++++ RECORDS FOR THE EXERCISE ++++
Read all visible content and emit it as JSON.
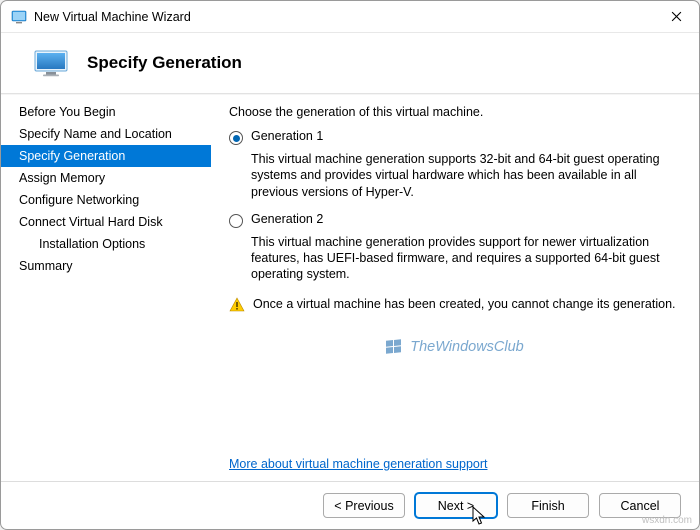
{
  "titlebar": {
    "title": "New Virtual Machine Wizard"
  },
  "header": {
    "title": "Specify Generation"
  },
  "sidebar": {
    "items": [
      {
        "label": "Before You Begin"
      },
      {
        "label": "Specify Name and Location"
      },
      {
        "label": "Specify Generation"
      },
      {
        "label": "Assign Memory"
      },
      {
        "label": "Configure Networking"
      },
      {
        "label": "Connect Virtual Hard Disk"
      },
      {
        "label": "Installation Options"
      },
      {
        "label": "Summary"
      }
    ]
  },
  "content": {
    "intro": "Choose the generation of this virtual machine.",
    "gen1_label": "Generation 1",
    "gen1_desc": "This virtual machine generation supports 32-bit and 64-bit guest operating systems and provides virtual hardware which has been available in all previous versions of Hyper-V.",
    "gen2_label": "Generation 2",
    "gen2_desc": "This virtual machine generation provides support for newer virtualization features, has UEFI-based firmware, and requires a supported 64-bit guest operating system.",
    "warning": "Once a virtual machine has been created, you cannot change its generation.",
    "link": "More about virtual machine generation support"
  },
  "watermark": {
    "text": "TheWindowsClub"
  },
  "footer": {
    "previous": "< Previous",
    "next": "Next >",
    "finish": "Finish",
    "cancel": "Cancel"
  },
  "attribution": "wsxdn.com"
}
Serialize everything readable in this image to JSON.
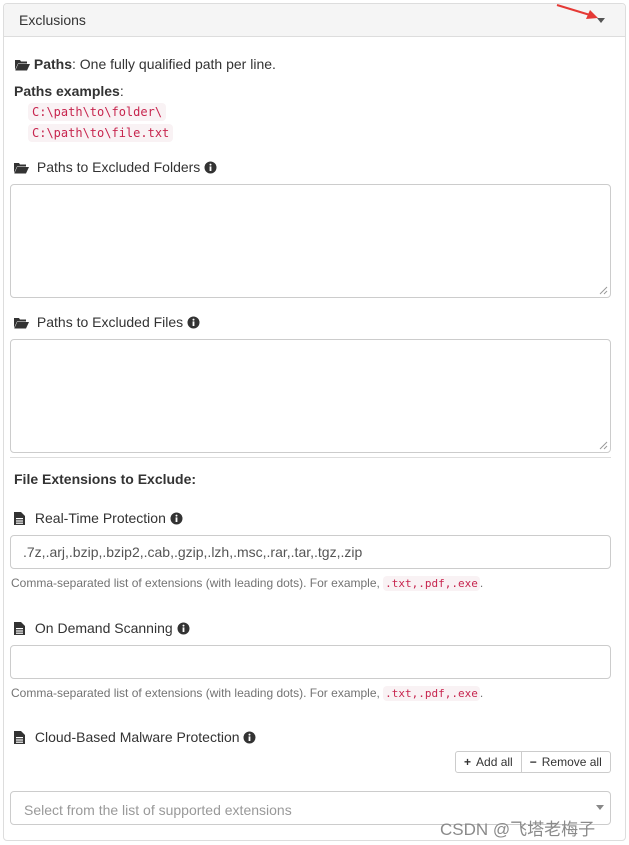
{
  "panel": {
    "title": "Exclusions"
  },
  "paths": {
    "heading_bold": "Paths",
    "heading_rest": ": One fully qualified path per line.",
    "examples_label": "Paths examples",
    "examples_colon": ":",
    "examples": [
      "C:\\path\\to\\folder\\",
      "C:\\path\\to\\file.txt"
    ]
  },
  "excluded_folders": {
    "label": "Paths to Excluded Folders",
    "value": ""
  },
  "excluded_files": {
    "label": "Paths to Excluded Files",
    "value": ""
  },
  "extensions": {
    "heading": "File Extensions to Exclude:",
    "help_prefix": "Comma-separated list of extensions (with leading dots). For example, ",
    "help_code": ".txt,.pdf,.exe",
    "help_suffix": ".",
    "realtime": {
      "label": "Real-Time Protection",
      "value": ".7z,.arj,.bzip,.bzip2,.cab,.gzip,.lzh,.msc,.rar,.tar,.tgz,.zip"
    },
    "ondemand": {
      "label": "On Demand Scanning",
      "value": ""
    },
    "cloud": {
      "label": "Cloud-Based Malware Protection",
      "add_all": "Add all",
      "remove_all": "Remove all",
      "placeholder": "Select from the list of supported extensions"
    }
  },
  "icons": {
    "collapse": "caret-down-icon",
    "folder": "folder-open-icon",
    "file": "file-icon",
    "info": "info-circle-icon",
    "plus": "plus-icon",
    "minus": "minus-icon"
  },
  "colors": {
    "code_text": "#c7254e",
    "code_bg": "#f9f2f4",
    "annotation_arrow": "#e53935",
    "help_text": "#737373"
  },
  "watermark": "CSDN @飞塔老梅子"
}
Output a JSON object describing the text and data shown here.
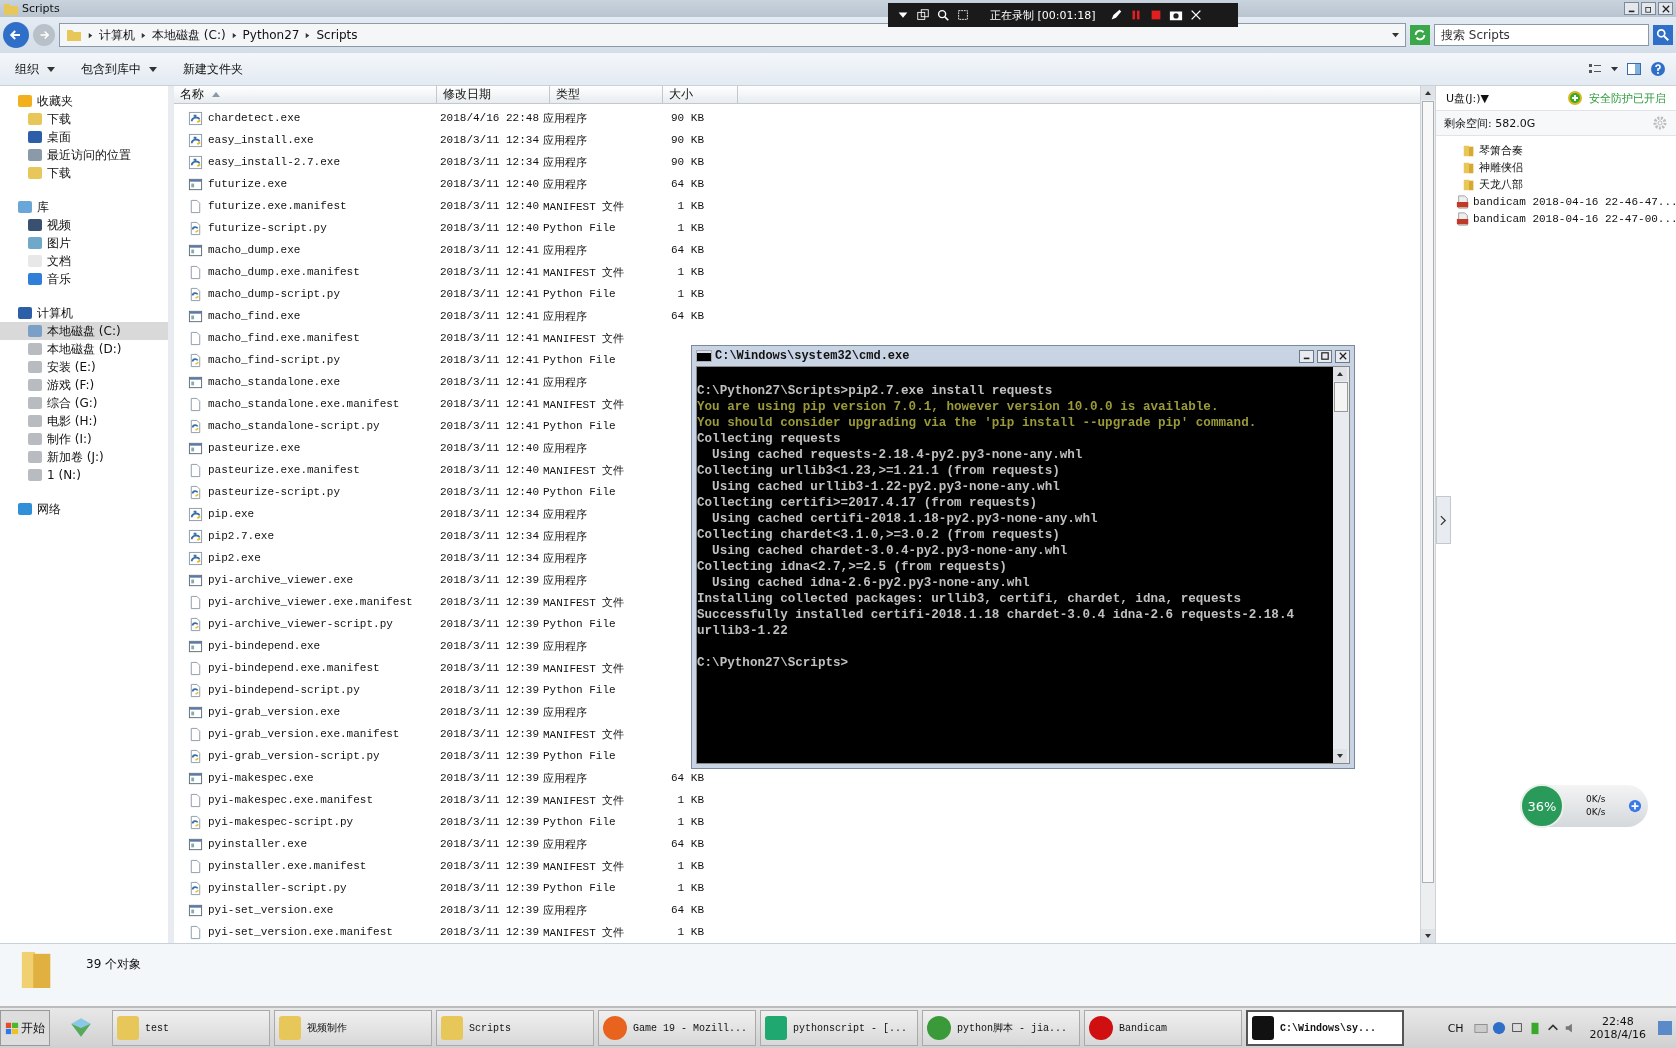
{
  "window": {
    "title": "Scripts"
  },
  "recorder": {
    "status": "正在录制 [00:01:18]"
  },
  "address": {
    "crumbs": [
      "计算机",
      "本地磁盘 (C:)",
      "Python27",
      "Scripts"
    ]
  },
  "search": {
    "placeholder": "搜索 Scripts"
  },
  "toolbar": {
    "buttons": [
      {
        "label": "组织",
        "dropdown": true
      },
      {
        "label": "包含到库中",
        "dropdown": true
      },
      {
        "label": "新建文件夹",
        "dropdown": false
      }
    ]
  },
  "sidebar": [
    {
      "label": "收藏夹",
      "kind": "star",
      "children": [
        {
          "label": "下载",
          "kind": "download",
          "selected": false
        },
        {
          "label": "桌面",
          "kind": "desktop",
          "selected": false
        },
        {
          "label": "最近访问的位置",
          "kind": "recent",
          "selected": false
        },
        {
          "label": "下载",
          "kind": "download",
          "selected": false
        }
      ]
    },
    {
      "label": "库",
      "kind": "library",
      "children": [
        {
          "label": "视频",
          "kind": "video",
          "selected": false
        },
        {
          "label": "图片",
          "kind": "image",
          "selected": false
        },
        {
          "label": "文档",
          "kind": "document",
          "selected": false
        },
        {
          "label": "音乐",
          "kind": "music",
          "selected": false
        }
      ]
    },
    {
      "label": "计算机",
      "kind": "computer",
      "children": [
        {
          "label": "本地磁盘 (C:)",
          "kind": "sysdrive",
          "selected": true
        },
        {
          "label": "本地磁盘 (D:)",
          "kind": "drive",
          "selected": false
        },
        {
          "label": "安装 (E:)",
          "kind": "drive",
          "selected": false
        },
        {
          "label": "游戏 (F:)",
          "kind": "drive",
          "selected": false
        },
        {
          "label": "综合 (G:)",
          "kind": "drive",
          "selected": false
        },
        {
          "label": "电影 (H:)",
          "kind": "drive",
          "selected": false
        },
        {
          "label": "制作 (I:)",
          "kind": "drive",
          "selected": false
        },
        {
          "label": "新加卷 (J:)",
          "kind": "drive",
          "selected": false
        },
        {
          "label": "1 (N:)",
          "kind": "drive",
          "selected": false
        }
      ]
    },
    {
      "label": "网络",
      "kind": "network"
    }
  ],
  "table": {
    "columns": [
      {
        "label": "名称",
        "sorted": true
      },
      {
        "label": "修改日期",
        "sorted": false
      },
      {
        "label": "类型",
        "sorted": false
      },
      {
        "label": "大小",
        "sorted": false
      }
    ],
    "rows": [
      {
        "kind": "pyexe",
        "name": "chardetect.exe",
        "date": "2018/4/16 22:48",
        "type": "应用程序",
        "size": "90 KB"
      },
      {
        "kind": "pyexe",
        "name": "easy_install.exe",
        "date": "2018/3/11 12:34",
        "type": "应用程序",
        "size": "90 KB"
      },
      {
        "kind": "pyexe",
        "name": "easy_install-2.7.exe",
        "date": "2018/3/11 12:34",
        "type": "应用程序",
        "size": "90 KB"
      },
      {
        "kind": "exe",
        "name": "futurize.exe",
        "date": "2018/3/11 12:40",
        "type": "应用程序",
        "size": "64 KB"
      },
      {
        "kind": "manifest",
        "name": "futurize.exe.manifest",
        "date": "2018/3/11 12:40",
        "type": "MANIFEST 文件",
        "size": "1 KB"
      },
      {
        "kind": "script",
        "name": "futurize-script.py",
        "date": "2018/3/11 12:40",
        "type": "Python File",
        "size": "1 KB"
      },
      {
        "kind": "exe",
        "name": "macho_dump.exe",
        "date": "2018/3/11 12:41",
        "type": "应用程序",
        "size": "64 KB"
      },
      {
        "kind": "manifest",
        "name": "macho_dump.exe.manifest",
        "date": "2018/3/11 12:41",
        "type": "MANIFEST 文件",
        "size": "1 KB"
      },
      {
        "kind": "script",
        "name": "macho_dump-script.py",
        "date": "2018/3/11 12:41",
        "type": "Python File",
        "size": "1 KB"
      },
      {
        "kind": "exe",
        "name": "macho_find.exe",
        "date": "2018/3/11 12:41",
        "type": "应用程序",
        "size": "64 KB"
      },
      {
        "kind": "manifest",
        "name": "macho_find.exe.manifest",
        "date": "2018/3/11 12:41",
        "type": "MANIFEST 文件"
      },
      {
        "kind": "script",
        "name": "macho_find-script.py",
        "date": "2018/3/11 12:41",
        "type": "Python File"
      },
      {
        "kind": "exe",
        "name": "macho_standalone.exe",
        "date": "2018/3/11 12:41",
        "type": "应用程序"
      },
      {
        "kind": "manifest",
        "name": "macho_standalone.exe.manifest",
        "date": "2018/3/11 12:41",
        "type": "MANIFEST 文件"
      },
      {
        "kind": "script",
        "name": "macho_standalone-script.py",
        "date": "2018/3/11 12:41",
        "type": "Python File"
      },
      {
        "kind": "exe",
        "name": "pasteurize.exe",
        "date": "2018/3/11 12:40",
        "type": "应用程序"
      },
      {
        "kind": "manifest",
        "name": "pasteurize.exe.manifest",
        "date": "2018/3/11 12:40",
        "type": "MANIFEST 文件"
      },
      {
        "kind": "script",
        "name": "pasteurize-script.py",
        "date": "2018/3/11 12:40",
        "type": "Python File"
      },
      {
        "kind": "pyexe",
        "name": "pip.exe",
        "date": "2018/3/11 12:34",
        "type": "应用程序"
      },
      {
        "kind": "pyexe",
        "name": "pip2.7.exe",
        "date": "2018/3/11 12:34",
        "type": "应用程序"
      },
      {
        "kind": "pyexe",
        "name": "pip2.exe",
        "date": "2018/3/11 12:34",
        "type": "应用程序"
      },
      {
        "kind": "exe",
        "name": "pyi-archive_viewer.exe",
        "date": "2018/3/11 12:39",
        "type": "应用程序"
      },
      {
        "kind": "manifest",
        "name": "pyi-archive_viewer.exe.manifest",
        "date": "2018/3/11 12:39",
        "type": "MANIFEST 文件"
      },
      {
        "kind": "script",
        "name": "pyi-archive_viewer-script.py",
        "date": "2018/3/11 12:39",
        "type": "Python File"
      },
      {
        "kind": "exe",
        "name": "pyi-bindepend.exe",
        "date": "2018/3/11 12:39",
        "type": "应用程序"
      },
      {
        "kind": "manifest",
        "name": "pyi-bindepend.exe.manifest",
        "date": "2018/3/11 12:39",
        "type": "MANIFEST 文件"
      },
      {
        "kind": "script",
        "name": "pyi-bindepend-script.py",
        "date": "2018/3/11 12:39",
        "type": "Python File"
      },
      {
        "kind": "exe",
        "name": "pyi-grab_version.exe",
        "date": "2018/3/11 12:39",
        "type": "应用程序"
      },
      {
        "kind": "manifest",
        "name": "pyi-grab_version.exe.manifest",
        "date": "2018/3/11 12:39",
        "type": "MANIFEST 文件"
      },
      {
        "kind": "script",
        "name": "pyi-grab_version-script.py",
        "date": "2018/3/11 12:39",
        "type": "Python File"
      },
      {
        "kind": "exe",
        "name": "pyi-makespec.exe",
        "date": "2018/3/11 12:39",
        "type": "应用程序",
        "size": "64 KB"
      },
      {
        "kind": "manifest",
        "name": "pyi-makespec.exe.manifest",
        "date": "2018/3/11 12:39",
        "type": "MANIFEST 文件",
        "size": "1 KB"
      },
      {
        "kind": "script",
        "name": "pyi-makespec-script.py",
        "date": "2018/3/11 12:39",
        "type": "Python File",
        "size": "1 KB"
      },
      {
        "kind": "exe",
        "name": "pyinstaller.exe",
        "date": "2018/3/11 12:39",
        "type": "应用程序",
        "size": "64 KB"
      },
      {
        "kind": "manifest",
        "name": "pyinstaller.exe.manifest",
        "date": "2018/3/11 12:39",
        "type": "MANIFEST 文件",
        "size": "1 KB"
      },
      {
        "kind": "script",
        "name": "pyinstaller-script.py",
        "date": "2018/3/11 12:39",
        "type": "Python File",
        "size": "1 KB"
      },
      {
        "kind": "exe",
        "name": "pyi-set_version.exe",
        "date": "2018/3/11 12:39",
        "type": "应用程序",
        "size": "64 KB"
      },
      {
        "kind": "manifest",
        "name": "pyi-set_version.exe.manifest",
        "date": "2018/3/11 12:39",
        "type": "MANIFEST 文件",
        "size": "1 KB"
      }
    ]
  },
  "right_panel": {
    "drive": "U盘(J:)▼",
    "protection": "安全防护已开启",
    "free_space": "剩余空间: 582.0G",
    "items": [
      {
        "kind": "folder",
        "label": "琴箫合奏"
      },
      {
        "kind": "folder",
        "label": "神雕侠侣"
      },
      {
        "kind": "folder",
        "label": "天龙八部"
      },
      {
        "kind": "video",
        "label": "bandicam 2018-04-16 22-46-47..."
      },
      {
        "kind": "video",
        "label": "bandicam 2018-04-16 22-47-00..."
      }
    ]
  },
  "status_bar": {
    "count": "39 个对象"
  },
  "console": {
    "title": "C:\\Windows\\system32\\cmd.exe",
    "blocks": [
      {
        "lines": [
          {
            "kind": "normal",
            "text": "C:\\Python27\\Scripts>pip2.7.exe install requests"
          },
          {
            "kind": "warning",
            "text": "You are using pip version 7.0.1, however version 10.0.0 is available."
          },
          {
            "kind": "warning",
            "text": "You should consider upgrading via the 'pip install --upgrade pip' command."
          },
          {
            "kind": "normal",
            "text": "Collecting requests"
          },
          {
            "kind": "normal",
            "text": "  Using cached requests-2.18.4-py2.py3-none-any.whl"
          },
          {
            "kind": "normal",
            "text": "Collecting urllib3<1.23,>=1.21.1 (from requests)"
          },
          {
            "kind": "normal",
            "text": "  Using cached urllib3-1.22-py2.py3-none-any.whl"
          },
          {
            "kind": "normal",
            "text": "Collecting certifi>=2017.4.17 (from requests)"
          },
          {
            "kind": "normal",
            "text": "  Using cached certifi-2018.1.18-py2.py3-none-any.whl"
          },
          {
            "kind": "normal",
            "text": "Collecting chardet<3.1.0,>=3.0.2 (from requests)"
          },
          {
            "kind": "normal",
            "text": "  Using cached chardet-3.0.4-py2.py3-none-any.whl"
          },
          {
            "kind": "normal",
            "text": "Collecting idna<2.7,>=2.5 (from requests)"
          },
          {
            "kind": "normal",
            "text": "  Using cached idna-2.6-py2.py3-none-any.whl"
          },
          {
            "kind": "normal",
            "text": "Installing collected packages: urllib3, certifi, chardet, idna, requests"
          },
          {
            "kind": "normal",
            "text": "Successfully installed certifi-2018.1.18 chardet-3.0.4 idna-2.6 requests-2.18.4"
          },
          {
            "kind": "normal",
            "text": "urllib3-1.22"
          }
        ]
      },
      {
        "lines": [
          {
            "kind": "normal",
            "text": "C:\\Python27\\Scripts>"
          }
        ]
      }
    ]
  },
  "net_widget": {
    "percent": "36%",
    "upload": "0K/s",
    "download": "0K/s"
  },
  "taskbar": {
    "start": "开始",
    "items": [
      {
        "kind": "folder",
        "label": "test",
        "selected": false
      },
      {
        "kind": "folder",
        "label": "视频制作",
        "selected": false
      },
      {
        "kind": "folder",
        "label": "Scripts",
        "selected": false
      },
      {
        "kind": "firefox",
        "label": "Game 19 - Mozill...",
        "selected": false
      },
      {
        "kind": "pycharm",
        "label": "pythonscript - [...",
        "selected": false
      },
      {
        "kind": "evernote",
        "label": "python脚本 - jia...",
        "selected": false
      },
      {
        "kind": "record",
        "label": "Bandicam",
        "selected": false
      },
      {
        "kind": "console",
        "label": "C:\\Windows\\sy...",
        "selected": true
      }
    ],
    "language": "CH",
    "time": "22:48",
    "date": "2018/4/16"
  }
}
++++
■ **GOAL**:
Count every line of the records that holds the string "content". Write only the total.

■ **TASK OUTPUT**:
2